Below is a block of records; return all of them exactly, but without the images.

• [DATA SHOWN]
-*-

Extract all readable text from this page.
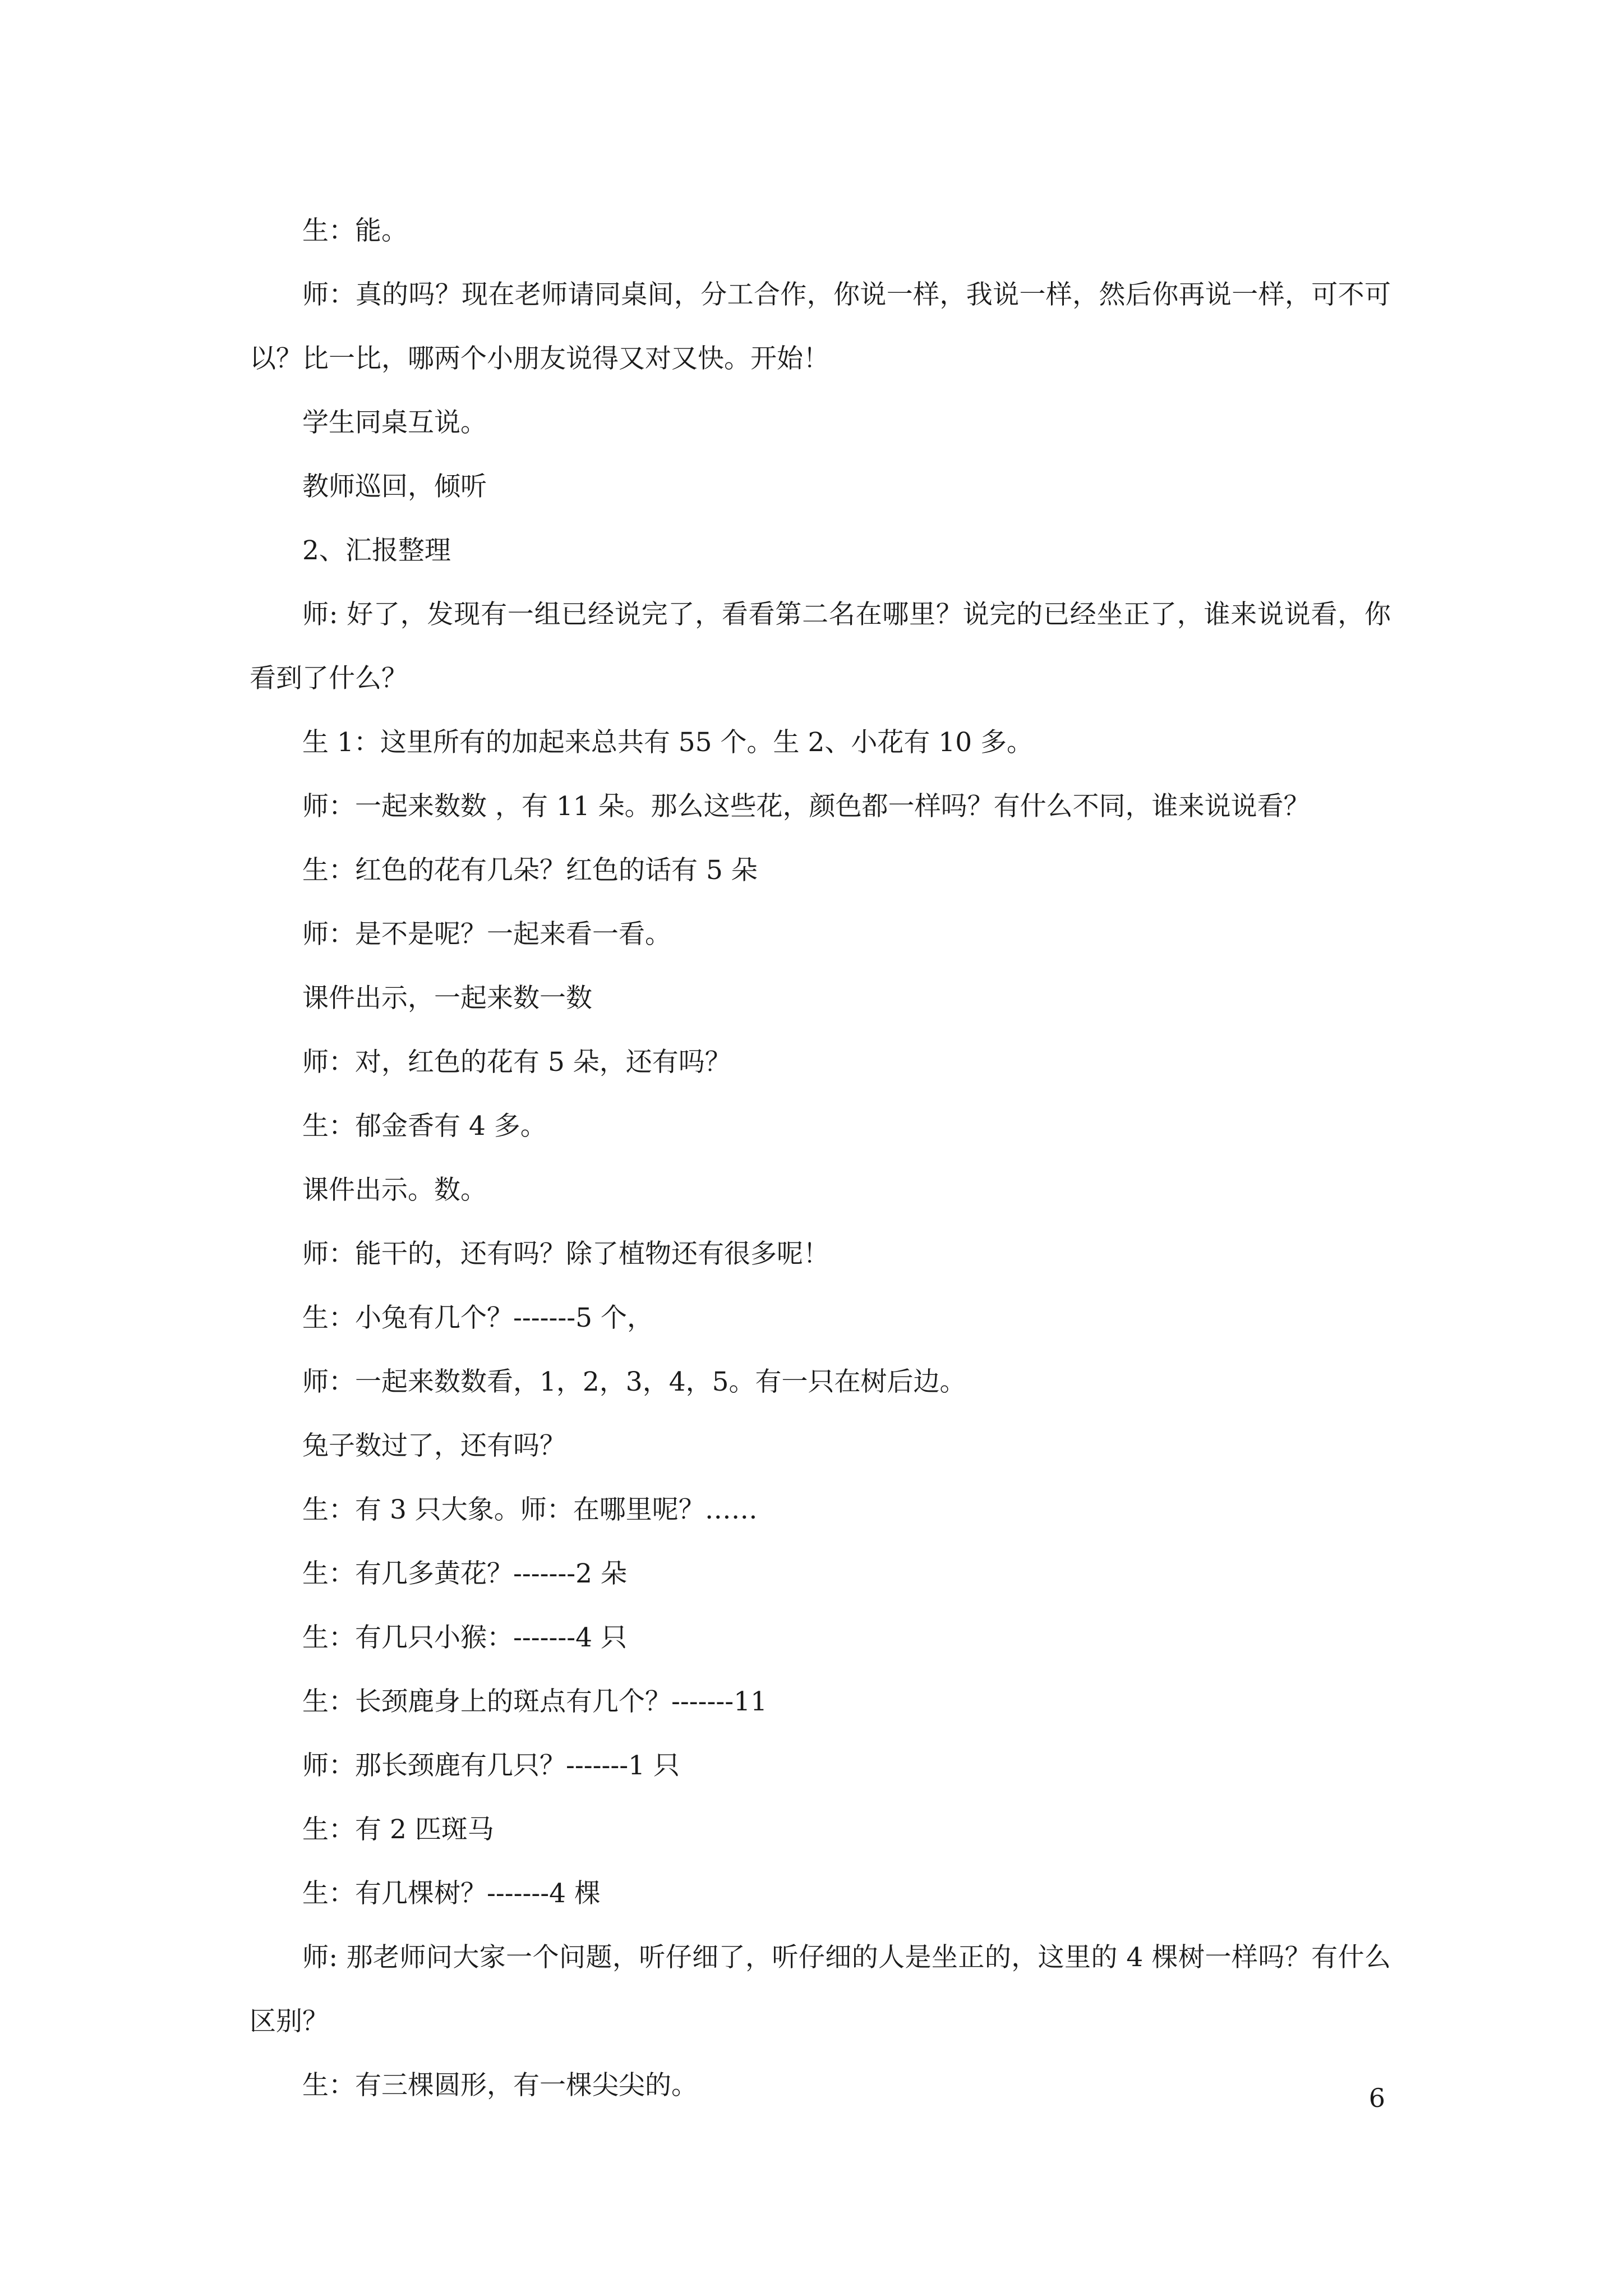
生：能。

师：真的吗？现在老师请同桌间，分工合作，你说一样，我说一样，然后你再说一样，可不可以？比一比，哪两个小朋友说得又对又快。开始！

学生同桌互说。

教师巡回，倾听

2、汇报整理

师: 好了，发现有一组已经说完了，看看第二名在哪里？说完的已经坐正了，谁来说说看，你看到了什么？

生 1：这里所有的加起来总共有 55 个。生 2、小花有 10 多。

师：一起来数数 ，有 11 朵。那么这些花，颜色都一样吗？有什么不同，谁来说说看？

生：红色的花有几朵？红色的话有 5 朵

师：是不是呢？一起来看一看。

课件出示，一起来数一数

师：对，红色的花有 5 朵，还有吗？

生：郁金香有 4 多。

课件出示。数。

师：能干的，还有吗？除了植物还有很多呢！

生：小兔有几个？-------5 个，

师：一起来数数看，1，2，3，4，5。有一只在树后边。

兔子数过了，还有吗？

生：有 3 只大象。师：在哪里呢？……

生：有几多黄花？-------2 朵

生：有几只小猴：-------4 只

生：长颈鹿身上的斑点有几个？-------11

师：那长颈鹿有几只？-------1 只

生：有 2 匹斑马

生：有几棵树？-------4 棵

师: 那老师问大家一个问题，听仔细了，听仔细的人是坐正的，这里的 4 棵树一样吗？有什么区别？

生：有三棵圆形，有一棵尖尖的。	6
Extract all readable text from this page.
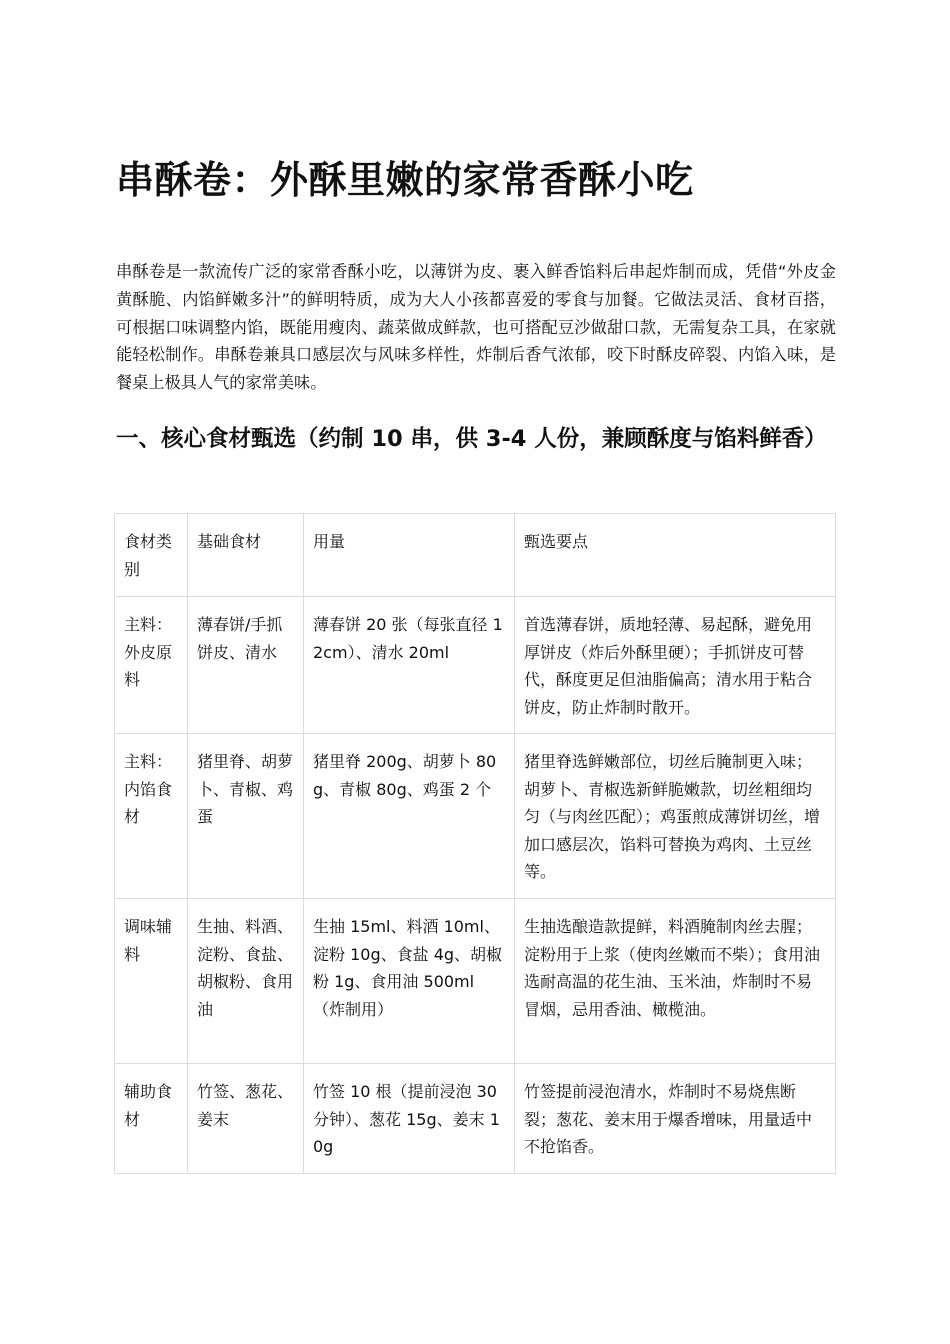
串酥卷：外酥里嫩的家常香酥小吃

串酥卷是一款流传广泛的家常香酥小吃，以薄饼为皮、裹入鲜香馅料后串起炸制而成，凭借“外皮金黄酥脆、内馅鲜嫩多汁”的鲜明特质，成为大人小孩都喜爱的零食与加餐。它做法灵活、食材百搭，可根据口味调整内馅，既能用瘦肉、蔬菜做成鲜款，也可搭配豆沙做甜口款，无需复杂工具，在家就能轻松制作。串酥卷兼具口感层次与风味多样性，炸制后香气浓郁，咬下时酥皮碎裂、内馅入味，是餐桌上极具人气的家常美味。

一、核心食材甄选（约制 10 串，供 3-4 人份，兼顾酥度与馅料鲜香）
食材类别	基础食材	用量	甄选要点
主料：外皮原料	薄春饼/手抓饼皮、清水	薄春饼 20 张（每张直径 12cm）、清水 20ml	首选薄春饼，质地轻薄、易起酥，避免用厚饼皮（炸后外酥里硬）；手抓饼皮可替代，酥度更足但油脂偏高；清水用于粘合饼皮，防止炸制时散开。
主料：内馅食材	猪里脊、胡萝卜、青椒、鸡蛋	猪里脊 200g、胡萝卜 80g、青椒 80g、鸡蛋 2 个	猪里脊选鲜嫩部位，切丝后腌制更入味；胡萝卜、青椒选新鲜脆嫩款，切丝粗细均匀（与肉丝匹配）；鸡蛋煎成薄饼切丝，增加口感层次，馅料可替换为鸡肉、土豆丝等。
调味辅料	生抽、料酒、淀粉、食盐、胡椒粉、食用油	生抽 15ml、料酒 10ml、淀粉 10g、食盐 4g、胡椒粉 1g、食用油 500ml（炸制用）	生抽选酿造款提鲜，料酒腌制肉丝去腥；淀粉用于上浆（使肉丝嫩而不柴）；食用油选耐高温的花生油、玉米油，炸制时不易冒烟，忌用香油、橄榄油。
辅助食材	竹签、葱花、姜末	竹签 10 根（提前浸泡 30 分钟）、葱花 15g、姜末 10g	竹签提前浸泡清水，炸制时不易烧焦断裂；葱花、姜末用于爆香增味，用量适中不抢馅香。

-*-

• [SOLVED PROBLEM]
Extract all readable text from this page.
生：能。

师：真的吗？现在老师请同桌间，分工合作，你说一样，我说一样，然后你再说一样，可不可以？比一比，哪两个小朋友说得又对又快。开始！

学生同桌互说。

教师巡回，倾听

2、汇报整理

师: 好了，发现有一组已经说完了，看看第二名在哪里？说完的已经坐正了，谁来说说看，你看到了什么？

生 1：这里所有的加起来总共有 55 个。生 2、小花有 10 多。

师：一起来数数 ，有 11 朵。那么这些花，颜色都一样吗？有什么不同，谁来说说看？

生：红色的花有几朵？红色的话有 5 朵

师：是不是呢？一起来看一看。

课件出示，一起来数一数

师：对，红色的花有 5 朵，还有吗？

生：郁金香有 4 多。

课件出示。数。

师：能干的，还有吗？除了植物还有很多呢！

生：小兔有几个？-------5 个，

师：一起来数数看，1，2，3，4，5。有一只在树后边。

兔子数过了，还有吗？

生：有 3 只大象。师：在哪里呢？……

生：有几多黄花？-------2 朵

生：有几只小猴：-------4 只

生：长颈鹿身上的斑点有几个？-------11

师：那长颈鹿有几只？-------1 只

生：有 2 匹斑马

生：有几棵树？-------4 棵

师: 那老师问大家一个问题，听仔细了，听仔细的人是坐正的，这里的 4 棵树一样吗？有什么区别？

生：有三棵圆形，有一棵尖尖的。	6
Extract all readable text from this page.
串酥卷：外酥里嫩的家常香酥小吃

串酥卷是一款流传广泛的家常香酥小吃，以薄饼为皮、裹入鲜香馅料后串起炸制而成，凭借“外皮金黄酥脆、内馅鲜嫩多汁”的鲜明特质，成为大人小孩都喜爱的零食与加餐。它做法灵活、食材百搭，可根据口味调整内馅，既能用瘦肉、蔬菜做成鲜款，也可搭配豆沙做甜口款，无需复杂工具，在家就能轻松制作。串酥卷兼具口感层次与风味多样性，炸制后香气浓郁，咬下时酥皮碎裂、内馅入味，是餐桌上极具人气的家常美味。

一、核心食材甄选（约制 10 串，供 3-4 人份，兼顾酥度与馅料鲜香）
食材类别	基础食材	用量	甄选要点
主料：外皮原料	薄春饼/手抓饼皮、清水	薄春饼 20 张（每张直径 12cm）、清水 20ml	首选薄春饼，质地轻薄、易起酥，避免用厚饼皮（炸后外酥里硬）；手抓饼皮可替代，酥度更足但油脂偏高；清水用于粘合饼皮，防止炸制时散开。
主料：内馅食材	猪里脊、胡萝卜、青椒、鸡蛋	猪里脊 200g、胡萝卜 80g、青椒 80g、鸡蛋 2 个	猪里脊选鲜嫩部位，切丝后腌制更入味；胡萝卜、青椒选新鲜脆嫩款，切丝粗细均匀（与肉丝匹配）；鸡蛋煎成薄饼切丝，增加口感层次，馅料可替换为鸡肉、土豆丝等。
调味辅料	生抽、料酒、淀粉、食盐、胡椒粉、食用油	生抽 15ml、料酒 10ml、淀粉 10g、食盐 4g、胡椒粉 1g、食用油 500ml（炸制用）	生抽选酿造款提鲜，料酒腌制肉丝去腥；淀粉用于上浆（使肉丝嫩而不柴）；食用油选耐高温的花生油、玉米油，炸制时不易冒烟，忌用香油、橄榄油。
辅助食材	竹签、葱花、姜末	竹签 10 根（提前浸泡 30 分钟）、葱花 15g、姜末 10g	竹签提前浸泡清水，炸制时不易烧焦断裂；葱花、姜末用于爆香增味，用量适中不抢馅香。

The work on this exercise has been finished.